### DESCRIPTION OF THE TASK:
Find the lines holding "name" and copy them.

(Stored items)
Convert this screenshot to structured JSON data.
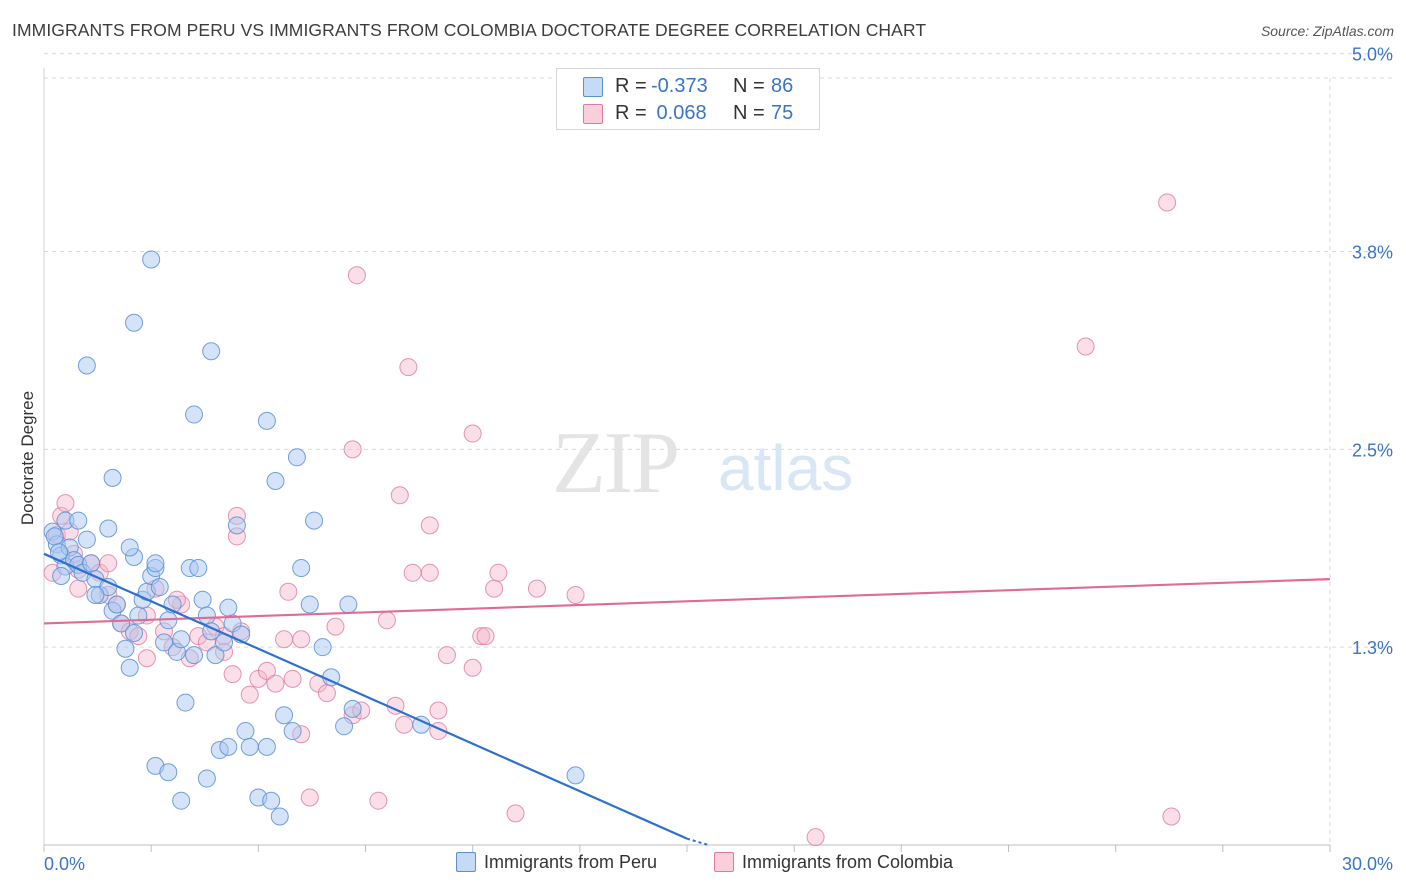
{
  "header": {
    "title": "IMMIGRANTS FROM PERU VS IMMIGRANTS FROM COLOMBIA DOCTORATE DEGREE CORRELATION CHART",
    "source": "Source: ZipAtlas.com"
  },
  "legend": {
    "rows": [
      {
        "r_label": "R =",
        "r_value": "-0.373",
        "n_label": "N =",
        "n_value": "86"
      },
      {
        "r_label": "R =",
        "r_value": " 0.068",
        "n_label": "N =",
        "n_value": "75"
      }
    ]
  },
  "watermark": {
    "zip": "ZIP",
    "atlas": "atlas"
  },
  "colors": {
    "peru_fill": "#a9c8ef",
    "peru_stroke": "#5b8fd6",
    "peru_line": "#2f6fcf",
    "colombia_fill": "#f5b8cb",
    "colombia_stroke": "#e07a9c",
    "colombia_line": "#e06b95",
    "axis_label": "#3a74c6",
    "grid": "#d9d9d9"
  },
  "chart_data": {
    "type": "scatter",
    "title": "IMMIGRANTS FROM PERU VS IMMIGRANTS FROM COLOMBIA DOCTORATE DEGREE CORRELATION CHART",
    "xlabel": "",
    "ylabel": "Doctorate Degree",
    "xlim": [
      0,
      30
    ],
    "ylim": [
      0,
      5.15
    ],
    "x_tick_labels": [
      {
        "value": 0,
        "label": "0.0%"
      },
      {
        "value": 30,
        "label": "30.0%"
      }
    ],
    "y_tick_labels": [
      {
        "value": 1.25,
        "label": "1.3%"
      },
      {
        "value": 2.5,
        "label": "2.5%"
      },
      {
        "value": 3.75,
        "label": "3.8%"
      },
      {
        "value": 5.0,
        "label": "5.0%"
      }
    ],
    "grid": true,
    "series": [
      {
        "name": "Immigrants from Peru",
        "r": -0.373,
        "n": 86,
        "trend": {
          "x": [
            0,
            15.0
          ],
          "y": [
            1.84,
            0.04
          ]
        },
        "points": [
          [
            0.2,
            1.98
          ],
          [
            0.3,
            1.9
          ],
          [
            0.4,
            1.83
          ],
          [
            0.5,
            1.76
          ],
          [
            0.6,
            1.88
          ],
          [
            0.7,
            1.8
          ],
          [
            0.8,
            1.77
          ],
          [
            0.9,
            1.72
          ],
          [
            0.25,
            1.95
          ],
          [
            0.35,
            1.85
          ],
          [
            1.0,
            1.93
          ],
          [
            1.1,
            1.78
          ],
          [
            1.2,
            1.68
          ],
          [
            1.3,
            1.58
          ],
          [
            1.5,
            1.63
          ],
          [
            1.6,
            1.48
          ],
          [
            1.7,
            1.52
          ],
          [
            1.8,
            1.4
          ],
          [
            1.9,
            1.24
          ],
          [
            2.0,
            1.12
          ],
          [
            2.1,
            1.34
          ],
          [
            2.2,
            1.45
          ],
          [
            2.3,
            1.55
          ],
          [
            2.4,
            1.6
          ],
          [
            2.5,
            1.7
          ],
          [
            2.6,
            1.75
          ],
          [
            2.7,
            1.63
          ],
          [
            2.8,
            1.28
          ],
          [
            2.9,
            1.42
          ],
          [
            3.0,
            1.52
          ],
          [
            3.1,
            1.22
          ],
          [
            3.2,
            1.3
          ],
          [
            3.3,
            0.9
          ],
          [
            3.4,
            1.75
          ],
          [
            3.5,
            1.2
          ],
          [
            3.6,
            1.75
          ],
          [
            3.7,
            1.55
          ],
          [
            3.8,
            1.45
          ],
          [
            3.9,
            1.35
          ],
          [
            4.0,
            1.2
          ],
          [
            4.1,
            0.6
          ],
          [
            4.2,
            1.28
          ],
          [
            4.3,
            1.5
          ],
          [
            4.4,
            1.4
          ],
          [
            4.5,
            2.02
          ],
          [
            4.6,
            1.33
          ],
          [
            4.7,
            0.72
          ],
          [
            4.8,
            0.62
          ],
          [
            5.0,
            0.3
          ],
          [
            5.2,
            0.62
          ],
          [
            5.3,
            0.28
          ],
          [
            5.5,
            0.18
          ],
          [
            5.6,
            0.82
          ],
          [
            5.8,
            0.72
          ],
          [
            6.0,
            1.75
          ],
          [
            6.2,
            1.52
          ],
          [
            6.5,
            1.25
          ],
          [
            6.7,
            1.06
          ],
          [
            7.0,
            0.75
          ],
          [
            7.1,
            1.52
          ],
          [
            7.2,
            0.86
          ],
          [
            0.5,
            2.05
          ],
          [
            0.8,
            2.05
          ],
          [
            1.5,
            2.0
          ],
          [
            1.6,
            2.32
          ],
          [
            2.1,
            1.82
          ],
          [
            2.6,
            0.5
          ],
          [
            2.9,
            0.46
          ],
          [
            3.2,
            0.28
          ],
          [
            3.8,
            0.42
          ],
          [
            1.0,
            3.03
          ],
          [
            2.1,
            3.3
          ],
          [
            2.5,
            3.7
          ],
          [
            3.5,
            2.72
          ],
          [
            3.9,
            3.12
          ],
          [
            5.2,
            2.68
          ],
          [
            5.4,
            2.3
          ],
          [
            5.9,
            2.45
          ],
          [
            6.3,
            2.05
          ],
          [
            0.4,
            1.7
          ],
          [
            1.2,
            1.58
          ],
          [
            2.0,
            1.88
          ],
          [
            2.6,
            1.78
          ],
          [
            12.4,
            0.44
          ],
          [
            8.8,
            0.76
          ],
          [
            4.3,
            0.62
          ]
        ]
      },
      {
        "name": "Immigrants from Colombia",
        "r": 0.068,
        "n": 75,
        "trend": {
          "x": [
            0,
            30
          ],
          "y": [
            1.4,
            1.68
          ]
        },
        "points": [
          [
            0.2,
            1.72
          ],
          [
            0.3,
            1.96
          ],
          [
            0.4,
            2.08
          ],
          [
            0.5,
            2.16
          ],
          [
            0.6,
            1.98
          ],
          [
            0.7,
            1.84
          ],
          [
            0.8,
            1.74
          ],
          [
            1.1,
            1.78
          ],
          [
            1.3,
            1.72
          ],
          [
            1.5,
            1.58
          ],
          [
            1.7,
            1.52
          ],
          [
            1.8,
            1.4
          ],
          [
            2.0,
            1.35
          ],
          [
            2.2,
            1.32
          ],
          [
            2.4,
            1.45
          ],
          [
            2.6,
            1.62
          ],
          [
            2.8,
            1.35
          ],
          [
            3.0,
            1.25
          ],
          [
            3.2,
            1.52
          ],
          [
            3.4,
            1.18
          ],
          [
            3.6,
            1.32
          ],
          [
            3.8,
            1.28
          ],
          [
            4.0,
            1.38
          ],
          [
            4.2,
            1.22
          ],
          [
            4.4,
            1.08
          ],
          [
            4.6,
            1.35
          ],
          [
            4.8,
            0.95
          ],
          [
            5.0,
            1.05
          ],
          [
            5.2,
            1.1
          ],
          [
            5.4,
            1.02
          ],
          [
            5.6,
            1.3
          ],
          [
            5.8,
            1.05
          ],
          [
            6.0,
            0.7
          ],
          [
            6.2,
            0.3
          ],
          [
            6.4,
            1.02
          ],
          [
            6.6,
            0.96
          ],
          [
            6.8,
            1.38
          ],
          [
            7.2,
            0.82
          ],
          [
            7.4,
            0.85
          ],
          [
            7.8,
            0.28
          ],
          [
            8.0,
            1.42
          ],
          [
            8.2,
            0.88
          ],
          [
            8.4,
            0.76
          ],
          [
            8.6,
            1.72
          ],
          [
            9.0,
            1.72
          ],
          [
            9.2,
            0.85
          ],
          [
            9.4,
            1.2
          ],
          [
            10.0,
            1.12
          ],
          [
            10.2,
            1.32
          ],
          [
            10.5,
            1.62
          ],
          [
            11.0,
            0.2
          ],
          [
            12.4,
            1.58
          ],
          [
            18.0,
            0.05
          ],
          [
            26.3,
            0.18
          ],
          [
            24.3,
            3.15
          ],
          [
            26.2,
            4.06
          ],
          [
            7.3,
            3.6
          ],
          [
            8.5,
            3.02
          ],
          [
            10.0,
            2.6
          ],
          [
            7.2,
            2.5
          ],
          [
            8.3,
            2.21
          ],
          [
            9.0,
            2.02
          ],
          [
            10.6,
            1.72
          ],
          [
            4.5,
            2.08
          ],
          [
            4.5,
            1.95
          ],
          [
            3.1,
            1.55
          ],
          [
            5.7,
            1.6
          ],
          [
            9.2,
            0.72
          ],
          [
            10.3,
            1.32
          ],
          [
            0.8,
            1.62
          ],
          [
            1.5,
            1.78
          ],
          [
            2.4,
            1.18
          ],
          [
            4.2,
            1.32
          ],
          [
            6.0,
            1.3
          ],
          [
            11.5,
            1.62
          ]
        ]
      }
    ]
  },
  "bottom_legend": {
    "peru_label": "Immigrants from Peru",
    "colombia_label": "Immigrants from Colombia"
  }
}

### THE COMPLETED TASK:
        "name": "Immigrants from Peru",
        "name": "Immigrants from Colombia",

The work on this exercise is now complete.